:: Task directions ::
Repeat exactly each line of the data provided below.
______
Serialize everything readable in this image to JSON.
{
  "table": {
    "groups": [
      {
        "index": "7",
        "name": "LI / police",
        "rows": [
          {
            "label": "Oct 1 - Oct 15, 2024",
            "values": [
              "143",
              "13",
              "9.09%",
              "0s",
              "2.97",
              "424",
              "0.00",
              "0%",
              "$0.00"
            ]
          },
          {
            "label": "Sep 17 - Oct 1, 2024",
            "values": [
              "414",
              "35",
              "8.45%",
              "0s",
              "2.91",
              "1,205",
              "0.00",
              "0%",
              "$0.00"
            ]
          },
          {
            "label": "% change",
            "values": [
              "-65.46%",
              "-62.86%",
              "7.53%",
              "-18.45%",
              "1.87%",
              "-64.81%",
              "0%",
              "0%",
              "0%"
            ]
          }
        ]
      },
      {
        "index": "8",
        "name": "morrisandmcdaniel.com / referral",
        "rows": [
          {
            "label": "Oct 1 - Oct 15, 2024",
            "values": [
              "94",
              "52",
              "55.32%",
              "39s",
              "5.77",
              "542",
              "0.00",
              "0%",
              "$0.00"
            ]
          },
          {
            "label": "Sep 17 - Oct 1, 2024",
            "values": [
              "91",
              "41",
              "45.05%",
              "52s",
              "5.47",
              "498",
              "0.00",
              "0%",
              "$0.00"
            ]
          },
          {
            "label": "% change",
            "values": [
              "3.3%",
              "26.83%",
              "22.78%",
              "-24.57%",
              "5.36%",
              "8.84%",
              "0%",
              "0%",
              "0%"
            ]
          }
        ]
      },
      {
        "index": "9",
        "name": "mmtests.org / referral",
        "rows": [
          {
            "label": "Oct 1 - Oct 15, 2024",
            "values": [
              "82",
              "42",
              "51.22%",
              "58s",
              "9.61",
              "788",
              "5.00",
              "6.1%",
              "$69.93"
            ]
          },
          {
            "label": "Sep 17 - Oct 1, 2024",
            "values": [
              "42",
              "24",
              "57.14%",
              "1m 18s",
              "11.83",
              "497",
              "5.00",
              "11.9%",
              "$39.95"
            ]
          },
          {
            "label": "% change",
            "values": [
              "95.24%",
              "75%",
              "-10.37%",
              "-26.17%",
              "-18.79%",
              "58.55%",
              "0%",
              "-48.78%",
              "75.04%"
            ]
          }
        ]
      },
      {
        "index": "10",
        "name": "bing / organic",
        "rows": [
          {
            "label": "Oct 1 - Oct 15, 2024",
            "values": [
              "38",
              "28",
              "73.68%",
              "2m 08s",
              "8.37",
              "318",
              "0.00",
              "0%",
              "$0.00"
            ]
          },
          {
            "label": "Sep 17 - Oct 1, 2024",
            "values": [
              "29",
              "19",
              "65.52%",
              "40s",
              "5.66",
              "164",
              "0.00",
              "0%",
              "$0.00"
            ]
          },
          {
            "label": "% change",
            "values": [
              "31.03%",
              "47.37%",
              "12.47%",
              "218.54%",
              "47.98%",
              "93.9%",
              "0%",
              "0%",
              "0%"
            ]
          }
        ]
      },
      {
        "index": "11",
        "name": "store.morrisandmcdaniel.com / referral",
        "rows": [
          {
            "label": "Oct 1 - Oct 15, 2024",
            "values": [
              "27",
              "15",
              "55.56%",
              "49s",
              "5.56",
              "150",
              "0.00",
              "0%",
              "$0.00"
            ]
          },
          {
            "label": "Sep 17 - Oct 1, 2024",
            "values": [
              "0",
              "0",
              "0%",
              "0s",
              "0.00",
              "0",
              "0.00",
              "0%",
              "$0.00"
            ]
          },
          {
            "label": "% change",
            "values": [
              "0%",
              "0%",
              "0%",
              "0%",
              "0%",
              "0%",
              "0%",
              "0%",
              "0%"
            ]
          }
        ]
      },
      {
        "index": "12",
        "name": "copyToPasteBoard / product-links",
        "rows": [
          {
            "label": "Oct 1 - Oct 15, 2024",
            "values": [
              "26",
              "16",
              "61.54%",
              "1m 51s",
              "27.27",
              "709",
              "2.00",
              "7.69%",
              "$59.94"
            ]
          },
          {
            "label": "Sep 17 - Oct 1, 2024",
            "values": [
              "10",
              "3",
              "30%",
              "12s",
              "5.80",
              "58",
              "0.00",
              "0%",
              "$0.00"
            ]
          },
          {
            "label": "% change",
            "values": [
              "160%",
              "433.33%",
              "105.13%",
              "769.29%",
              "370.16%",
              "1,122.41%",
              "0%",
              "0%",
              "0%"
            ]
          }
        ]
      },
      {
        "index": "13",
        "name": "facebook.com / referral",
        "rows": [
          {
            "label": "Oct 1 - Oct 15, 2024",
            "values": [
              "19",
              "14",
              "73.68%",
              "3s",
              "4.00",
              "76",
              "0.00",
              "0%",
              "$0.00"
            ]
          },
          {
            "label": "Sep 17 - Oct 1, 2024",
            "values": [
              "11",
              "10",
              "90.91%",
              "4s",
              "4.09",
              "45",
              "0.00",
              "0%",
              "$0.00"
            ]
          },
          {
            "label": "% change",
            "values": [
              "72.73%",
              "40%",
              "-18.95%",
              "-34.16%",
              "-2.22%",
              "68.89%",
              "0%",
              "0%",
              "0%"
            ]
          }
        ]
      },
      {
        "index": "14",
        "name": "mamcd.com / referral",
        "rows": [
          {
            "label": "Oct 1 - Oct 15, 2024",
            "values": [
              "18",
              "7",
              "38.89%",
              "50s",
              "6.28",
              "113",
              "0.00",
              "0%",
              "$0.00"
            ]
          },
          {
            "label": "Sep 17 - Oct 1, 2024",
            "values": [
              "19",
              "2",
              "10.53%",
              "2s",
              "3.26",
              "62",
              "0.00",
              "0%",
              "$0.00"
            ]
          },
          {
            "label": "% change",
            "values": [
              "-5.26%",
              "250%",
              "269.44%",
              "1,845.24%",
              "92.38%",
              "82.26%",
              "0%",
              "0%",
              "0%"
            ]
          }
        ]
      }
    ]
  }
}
______
:: Exercise result ::
Serialize everything readable in this image to JSON.
{
  "table": {
    "groups": [
      {
        "index": "7",
        "name": "LI / police",
        "rows": [
          {
            "label": "Oct 1 - Oct 15, 2024",
            "values": [
              "143",
              "13",
              "9.09%",
              "0s",
              "2.97",
              "424",
              "0.00",
              "0%",
              "$0.00"
            ]
          },
          {
            "label": "Sep 17 - Oct 1, 2024",
            "values": [
              "414",
              "35",
              "8.45%",
              "0s",
              "2.91",
              "1,205",
              "0.00",
              "0%",
              "$0.00"
            ]
          },
          {
            "label": "% change",
            "values": [
              "-65.46%",
              "-62.86%",
              "7.53%",
              "-18.45%",
              "1.87%",
              "-64.81%",
              "0%",
              "0%",
              "0%"
            ]
          }
        ]
      },
      {
        "index": "8",
        "name": "morrisandmcdaniel.com / referral",
        "rows": [
          {
            "label": "Oct 1 - Oct 15, 2024",
            "values": [
              "94",
              "52",
              "55.32%",
              "39s",
              "5.77",
              "542",
              "0.00",
              "0%",
              "$0.00"
            ]
          },
          {
            "label": "Sep 17 - Oct 1, 2024",
            "values": [
              "91",
              "41",
              "45.05%",
              "52s",
              "5.47",
              "498",
              "0.00",
              "0%",
              "$0.00"
            ]
          },
          {
            "label": "% change",
            "values": [
              "3.3%",
              "26.83%",
              "22.78%",
              "-24.57%",
              "5.36%",
              "8.84%",
              "0%",
              "0%",
              "0%"
            ]
          }
        ]
      },
      {
        "index": "9",
        "name": "mmtests.org / referral",
        "rows": [
          {
            "label": "Oct 1 - Oct 15, 2024",
            "values": [
              "82",
              "42",
              "51.22%",
              "58s",
              "9.61",
              "788",
              "5.00",
              "6.1%",
              "$69.93"
            ]
          },
          {
            "label": "Sep 17 - Oct 1, 2024",
            "values": [
              "42",
              "24",
              "57.14%",
              "1m 18s",
              "11.83",
              "497",
              "5.00",
              "11.9%",
              "$39.95"
            ]
          },
          {
            "label": "% change",
            "values": [
              "95.24%",
              "75%",
              "-10.37%",
              "-26.17%",
              "-18.79%",
              "58.55%",
              "0%",
              "-48.78%",
              "75.04%"
            ]
          }
        ]
      },
      {
        "index": "10",
        "name": "bing / organic",
        "rows": [
          {
            "label": "Oct 1 - Oct 15, 2024",
            "values": [
              "38",
              "28",
              "73.68%",
              "2m 08s",
              "8.37",
              "318",
              "0.00",
              "0%",
              "$0.00"
            ]
          },
          {
            "label": "Sep 17 - Oct 1, 2024",
            "values": [
              "29",
              "19",
              "65.52%",
              "40s",
              "5.66",
              "164",
              "0.00",
              "0%",
              "$0.00"
            ]
          },
          {
            "label": "% change",
            "values": [
              "31.03%",
              "47.37%",
              "12.47%",
              "218.54%",
              "47.98%",
              "93.9%",
              "0%",
              "0%",
              "0%"
            ]
          }
        ]
      },
      {
        "index": "11",
        "name": "store.morrisandmcdaniel.com / referral",
        "rows": [
          {
            "label": "Oct 1 - Oct 15, 2024",
            "values": [
              "27",
              "15",
              "55.56%",
              "49s",
              "5.56",
              "150",
              "0.00",
              "0%",
              "$0.00"
            ]
          },
          {
            "label": "Sep 17 - Oct 1, 2024",
            "values": [
              "0",
              "0",
              "0%",
              "0s",
              "0.00",
              "0",
              "0.00",
              "0%",
              "$0.00"
            ]
          },
          {
            "label": "% change",
            "values": [
              "0%",
              "0%",
              "0%",
              "0%",
              "0%",
              "0%",
              "0%",
              "0%",
              "0%"
            ]
          }
        ]
      },
      {
        "index": "12",
        "name": "copyToPasteBoard / product-links",
        "rows": [
          {
            "label": "Oct 1 - Oct 15, 2024",
            "values": [
              "26",
              "16",
              "61.54%",
              "1m 51s",
              "27.27",
              "709",
              "2.00",
              "7.69%",
              "$59.94"
            ]
          },
          {
            "label": "Sep 17 - Oct 1, 2024",
            "values": [
              "10",
              "3",
              "30%",
              "12s",
              "5.80",
              "58",
              "0.00",
              "0%",
              "$0.00"
            ]
          },
          {
            "label": "% change",
            "values": [
              "160%",
              "433.33%",
              "105.13%",
              "769.29%",
              "370.16%",
              "1,122.41%",
              "0%",
              "0%",
              "0%"
            ]
          }
        ]
      },
      {
        "index": "13",
        "name": "facebook.com / referral",
        "rows": [
          {
            "label": "Oct 1 - Oct 15, 2024",
            "values": [
              "19",
              "14",
              "73.68%",
              "3s",
              "4.00",
              "76",
              "0.00",
              "0%",
              "$0.00"
            ]
          },
          {
            "label": "Sep 17 - Oct 1, 2024",
            "values": [
              "11",
              "10",
              "90.91%",
              "4s",
              "4.09",
              "45",
              "0.00",
              "0%",
              "$0.00"
            ]
          },
          {
            "label": "% change",
            "values": [
              "72.73%",
              "40%",
              "-18.95%",
              "-34.16%",
              "-2.22%",
              "68.89%",
              "0%",
              "0%",
              "0%"
            ]
          }
        ]
      },
      {
        "index": "14",
        "name": "mamcd.com / referral",
        "rows": [
          {
            "label": "Oct 1 - Oct 15, 2024",
            "values": [
              "18",
              "7",
              "38.89%",
              "50s",
              "6.28",
              "113",
              "0.00",
              "0%",
              "$0.00"
            ]
          },
          {
            "label": "Sep 17 - Oct 1, 2024",
            "values": [
              "19",
              "2",
              "10.53%",
              "2s",
              "3.26",
              "62",
              "0.00",
              "0%",
              "$0.00"
            ]
          },
          {
            "label": "% change",
            "values": [
              "-5.26%",
              "250%",
              "269.44%",
              "1,845.24%",
              "92.38%",
              "82.26%",
              "0%",
              "0%",
              "0%"
            ]
          }
        ]
      }
    ]
  }
}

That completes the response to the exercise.